BEGIN

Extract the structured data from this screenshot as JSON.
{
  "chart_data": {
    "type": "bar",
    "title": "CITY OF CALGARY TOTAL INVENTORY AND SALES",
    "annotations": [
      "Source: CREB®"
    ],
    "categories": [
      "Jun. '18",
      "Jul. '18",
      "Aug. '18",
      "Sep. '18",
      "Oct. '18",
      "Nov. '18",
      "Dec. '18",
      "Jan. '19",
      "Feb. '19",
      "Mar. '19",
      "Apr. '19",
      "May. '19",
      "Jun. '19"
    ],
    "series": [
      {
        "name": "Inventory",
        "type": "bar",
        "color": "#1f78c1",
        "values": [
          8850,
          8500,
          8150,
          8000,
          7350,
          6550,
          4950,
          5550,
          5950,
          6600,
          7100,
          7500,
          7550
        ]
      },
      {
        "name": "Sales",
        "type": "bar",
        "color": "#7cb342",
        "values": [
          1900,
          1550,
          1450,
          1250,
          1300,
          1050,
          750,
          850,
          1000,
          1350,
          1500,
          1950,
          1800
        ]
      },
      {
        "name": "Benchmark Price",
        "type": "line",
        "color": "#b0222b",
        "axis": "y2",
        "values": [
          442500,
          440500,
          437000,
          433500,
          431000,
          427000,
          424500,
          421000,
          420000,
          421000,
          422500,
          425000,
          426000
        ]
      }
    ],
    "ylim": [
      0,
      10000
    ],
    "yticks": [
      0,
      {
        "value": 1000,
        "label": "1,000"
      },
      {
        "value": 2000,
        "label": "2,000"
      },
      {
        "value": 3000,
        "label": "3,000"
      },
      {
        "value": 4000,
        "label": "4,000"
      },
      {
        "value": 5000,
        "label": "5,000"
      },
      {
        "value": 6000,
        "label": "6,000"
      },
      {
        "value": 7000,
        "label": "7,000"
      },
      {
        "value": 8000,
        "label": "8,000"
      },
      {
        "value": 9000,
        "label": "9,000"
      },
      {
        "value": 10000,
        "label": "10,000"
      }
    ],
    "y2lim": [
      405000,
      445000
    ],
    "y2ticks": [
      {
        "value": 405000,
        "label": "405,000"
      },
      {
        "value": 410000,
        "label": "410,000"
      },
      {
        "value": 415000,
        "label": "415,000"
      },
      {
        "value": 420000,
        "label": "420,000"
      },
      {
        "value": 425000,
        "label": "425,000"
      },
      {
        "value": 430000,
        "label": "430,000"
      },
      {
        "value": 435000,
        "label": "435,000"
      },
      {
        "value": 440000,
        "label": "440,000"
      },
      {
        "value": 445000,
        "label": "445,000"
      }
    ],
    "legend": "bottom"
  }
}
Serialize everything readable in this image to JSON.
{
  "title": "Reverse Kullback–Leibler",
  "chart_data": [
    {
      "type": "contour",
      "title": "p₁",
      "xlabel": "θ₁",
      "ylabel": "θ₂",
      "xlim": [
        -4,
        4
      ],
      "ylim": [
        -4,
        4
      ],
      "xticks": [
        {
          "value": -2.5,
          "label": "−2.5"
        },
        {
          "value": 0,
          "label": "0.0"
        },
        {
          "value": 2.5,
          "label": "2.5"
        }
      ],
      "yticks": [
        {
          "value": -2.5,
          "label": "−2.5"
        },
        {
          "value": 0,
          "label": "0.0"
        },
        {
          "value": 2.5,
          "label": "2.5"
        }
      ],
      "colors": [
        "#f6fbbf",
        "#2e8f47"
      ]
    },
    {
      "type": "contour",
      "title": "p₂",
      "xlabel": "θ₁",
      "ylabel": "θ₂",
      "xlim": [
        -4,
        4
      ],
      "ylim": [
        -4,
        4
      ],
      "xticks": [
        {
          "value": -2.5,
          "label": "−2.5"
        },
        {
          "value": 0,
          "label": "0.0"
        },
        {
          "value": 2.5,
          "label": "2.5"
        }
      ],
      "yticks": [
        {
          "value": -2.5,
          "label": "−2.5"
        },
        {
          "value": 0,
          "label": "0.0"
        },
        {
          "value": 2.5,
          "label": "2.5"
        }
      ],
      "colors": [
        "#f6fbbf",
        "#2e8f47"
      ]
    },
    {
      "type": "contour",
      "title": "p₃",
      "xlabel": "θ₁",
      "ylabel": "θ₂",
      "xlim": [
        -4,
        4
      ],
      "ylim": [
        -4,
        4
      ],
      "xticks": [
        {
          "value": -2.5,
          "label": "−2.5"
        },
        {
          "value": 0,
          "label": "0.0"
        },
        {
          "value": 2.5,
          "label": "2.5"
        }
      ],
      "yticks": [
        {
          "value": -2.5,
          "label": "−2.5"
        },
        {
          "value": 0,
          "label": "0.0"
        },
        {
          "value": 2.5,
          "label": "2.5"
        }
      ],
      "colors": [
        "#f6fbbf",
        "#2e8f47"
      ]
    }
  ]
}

END

Faithfully copy every entry, leaving nothing out.

### Exercise solution
Extract the structured data from this screenshot as JSON.
{
  "chart_data": {
    "type": "bar",
    "title": "CITY OF CALGARY TOTAL INVENTORY AND SALES",
    "annotations": [
      "Source: CREB®"
    ],
    "categories": [
      "Jun. '18",
      "Jul. '18",
      "Aug. '18",
      "Sep. '18",
      "Oct. '18",
      "Nov. '18",
      "Dec. '18",
      "Jan. '19",
      "Feb. '19",
      "Mar. '19",
      "Apr. '19",
      "May. '19",
      "Jun. '19"
    ],
    "series": [
      {
        "name": "Inventory",
        "type": "bar",
        "color": "#1f78c1",
        "values": [
          8850,
          8500,
          8150,
          8000,
          7350,
          6550,
          4950,
          5550,
          5950,
          6600,
          7100,
          7500,
          7550
        ]
      },
      {
        "name": "Sales",
        "type": "bar",
        "color": "#7cb342",
        "values": [
          1900,
          1550,
          1450,
          1250,
          1300,
          1050,
          750,
          850,
          1000,
          1350,
          1500,
          1950,
          1800
        ]
      },
      {
        "name": "Benchmark Price",
        "type": "line",
        "color": "#b0222b",
        "axis": "y2",
        "values": [
          442500,
          440500,
          437000,
          433500,
          431000,
          427000,
          424500,
          421000,
          420000,
          421000,
          422500,
          425000,
          426000
        ]
      }
    ],
    "ylim": [
      0,
      10000
    ],
    "yticks": [
      0,
      {
        "value": 1000,
        "label": "1,000"
      },
      {
        "value": 2000,
        "label": "2,000"
      },
      {
        "value": 3000,
        "label": "3,000"
      },
      {
        "value": 4000,
        "label": "4,000"
      },
      {
        "value": 5000,
        "label": "5,000"
      },
      {
        "value": 6000,
        "label": "6,000"
      },
      {
        "value": 7000,
        "label": "7,000"
      },
      {
        "value": 8000,
        "label": "8,000"
      },
      {
        "value": 9000,
        "label": "9,000"
      },
      {
        "value": 10000,
        "label": "10,000"
      }
    ],
    "y2lim": [
      405000,
      445000
    ],
    "y2ticks": [
      {
        "value": 405000,
        "label": "405,000"
      },
      {
        "value": 410000,
        "label": "410,000"
      },
      {
        "value": 415000,
        "label": "415,000"
      },
      {
        "value": 420000,
        "label": "420,000"
      },
      {
        "value": 425000,
        "label": "425,000"
      },
      {
        "value": 430000,
        "label": "430,000"
      },
      {
        "value": 435000,
        "label": "435,000"
      },
      {
        "value": 440000,
        "label": "440,000"
      },
      {
        "value": 445000,
        "label": "445,000"
      }
    ],
    "legend": "bottom"
  }
}
Serialize everything readable in this image to JSON.
{
  "title": "Reverse Kullback–Leibler",
  "chart_data": [
    {
      "type": "contour",
      "title": "p₁",
      "xlabel": "θ₁",
      "ylabel": "θ₂",
      "xlim": [
        -4,
        4
      ],
      "ylim": [
        -4,
        4
      ],
      "xticks": [
        {
          "value": -2.5,
          "label": "−2.5"
        },
        {
          "value": 0,
          "label": "0.0"
        },
        {
          "value": 2.5,
          "label": "2.5"
        }
      ],
      "yticks": [
        {
          "value": -2.5,
          "label": "−2.5"
        },
        {
          "value": 0,
          "label": "0.0"
        },
        {
          "value": 2.5,
          "label": "2.5"
        }
      ],
      "colors": [
        "#f6fbbf",
        "#2e8f47"
      ]
    },
    {
      "type": "contour",
      "title": "p₂",
      "xlabel": "θ₁",
      "ylabel": "θ₂",
      "xlim": [
        -4,
        4
      ],
      "ylim": [
        -4,
        4
      ],
      "xticks": [
        {
          "value": -2.5,
          "label": "−2.5"
        },
        {
          "value": 0,
          "label": "0.0"
        },
        {
          "value": 2.5,
          "label": "2.5"
        }
      ],
      "yticks": [
        {
          "value": -2.5,
          "label": "−2.5"
        },
        {
          "value": 0,
          "label": "0.0"
        },
        {
          "value": 2.5,
          "label": "2.5"
        }
      ],
      "colors": [
        "#f6fbbf",
        "#2e8f47"
      ]
    },
    {
      "type": "contour",
      "title": "p₃",
      "xlabel": "θ₁",
      "ylabel": "θ₂",
      "xlim": [
        -4,
        4
      ],
      "ylim": [
        -4,
        4
      ],
      "xticks": [
        {
          "value": -2.5,
          "label": "−2.5"
        },
        {
          "value": 0,
          "label": "0.0"
        },
        {
          "value": 2.5,
          "label": "2.5"
        }
      ],
      "yticks": [
        {
          "value": -2.5,
          "label": "−2.5"
        },
        {
          "value": 0,
          "label": "0.0"
        },
        {
          "value": 2.5,
          "label": "2.5"
        }
      ],
      "colors": [
        "#f6fbbf",
        "#2e8f47"
      ]
    }
  ]
}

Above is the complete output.